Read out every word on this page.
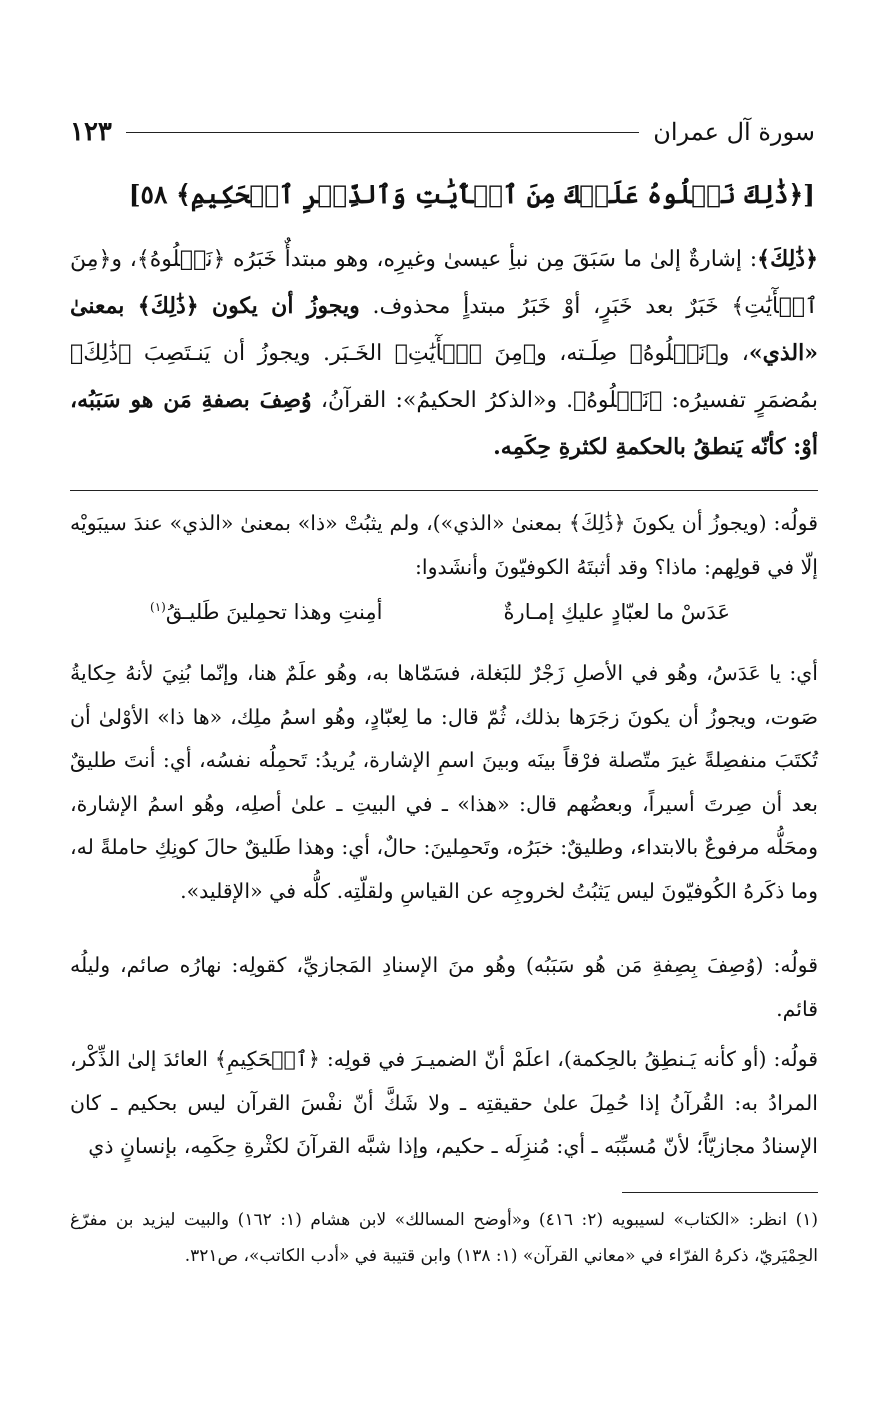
سورة آل عمران
١٢٣
[﴿ذَٰلِكَ نَتۡلُوهُ عَلَيۡكَ مِنَ ٱلۡأٓيَٰتِ وَٱلذِّكۡرِ ٱلۡحَكِيمِ﴾ ٥٨]
﴿ذَٰلِكَ﴾: إشارةٌ إلىٰ ما سَبَقَ مِن نبأِ عيسىٰ وغيرِه، وهو مبتدأٌ خَبَرُه ﴿نَتۡلُوهُ﴾، و﴿مِنَ ٱلۡأٓيَٰتِ﴾ خَبَرٌ بعد خَبَرٍ، أوْ خَبَرُ مبتدأٍ محذوف. ويجوزُ أن يكون ﴿ذَٰلِكَ﴾ بمعنىٰ «الذي»، و﴿نَتۡلُوهُ﴾ صِلَـته، و﴿مِنَ ٱلۡأٓيَٰتِ﴾ الخَـبَر. ويجوزُ أن يَنـتَصِبَ ﴿ذَٰلِكَ﴾ بمُضمَرٍ تفسيرُه: ﴿نَتۡلُوهُ﴾. و«الذكرُ الحكيمُ»: القرآنُ، وُصِفَ بصفةِ مَن هو سَبَبُه، أوْ: كأنّه يَنطقُ بالحكمةِ لكثرةِ حِكَمِه.
قولُه: (ويجوزُ أن يكونَ ﴿ذَٰلِكَ﴾ بمعنىٰ «الذي»)، ولم يثبُتْ «ذا» بمعنىٰ «الذي» عندَ سيبَويْه إلّا في قولِهم: ماذا؟ وقد أثبتَهُ الكوفيّونَ وأنشَدوا:
عَدَسْ ما لعبّادٍ عليكِ إمـارةٌ
أمِنتِ وهذا تحمِلينَ طَليـقُ$^{(١)}$
أي: يا عَدَسُ، وهُو في الأصلِ زَجْرٌ للبَغلة، فسَمّاها به، وهُو علَمٌ هنا، وإنّما بُنِيَ لأنهُ حِكايةُ صَوت، ويجوزُ أن يكونَ زجَرَها بذلك، ثُمّ قال: ما لِعبّادٍ، وهُو اسمُ ملِك، «ها ذا» الأوْلىٰ أن تُكتَبَ منفصِلةً غيرَ متّصلة فرْقاً بينَه وبينَ اسمِ الإشارة، يُريدُ: تَحمِلُه نفسُه، أي: أنتَ طليقٌ بعد أن صِرتَ أسيراً، وبعضُهم قال: «هذا» ـ في البيتِ ـ علىٰ أصلِه، وهُو اسمُ الإشارة، ومحَلُّه مرفوعٌ بالابتداء، وطليقٌ: خبَرُه، وتَحمِلينَ: حالٌ، أي: وهذا طَليقٌ حالَ كونِكِ حاملةً له، وما ذكَرهُ الكُوفيّونَ ليس يَثبُتُ لخروجِه عن القياسِ ولقلّتِه. كلُّه في «الإقليد».
قولُه: (وُصِفَ بِصِفةِ مَن هُو سَبَبُه) وهُو منَ الإسنادِ المَجازيِّ، كقولِه: نهارُه صائم، وليلُه قائم.
قولُه: (أو كأنه يَـنطِقُ بالحِكمة)، اعلَمْ أنّ الضميـرَ في قولِه: ﴿ٱلۡحَكِيمِ﴾ العائدَ إلىٰ الذِّكْر، المرادُ به: القُرآنُ إذا حُمِلَ علىٰ حقيقتِه ـ ولا شَكَّ أنّ نفْسَ القرآن ليس بحكيم ـ كان الإسنادُ مجازيّاً؛ لأنّ مُسبِّبَه ـ أي: مُنزِلَه ـ حكيم، وإذا شبَّه القرآنَ لكثْرةِ حِكَمِه، بإنسانٍ ذي
(١) انظر: «الكتاب» لسيبويه (٢: ٤١٦) و«أوضح المسالك» لابن هشام (١: ١٦٢) والبيت ليزيد بن مفرّغ الحِمْيَريّ، ذكرهُ الفرّاء في «معاني القرآن» (١: ١٣٨) وابن قتيبة في «أدب الكاتب»، ص٣٢١.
───
Task brief:
Work out how many lines of the data above contain the string "الذي" and give the number alone.

Result for this exercise:
2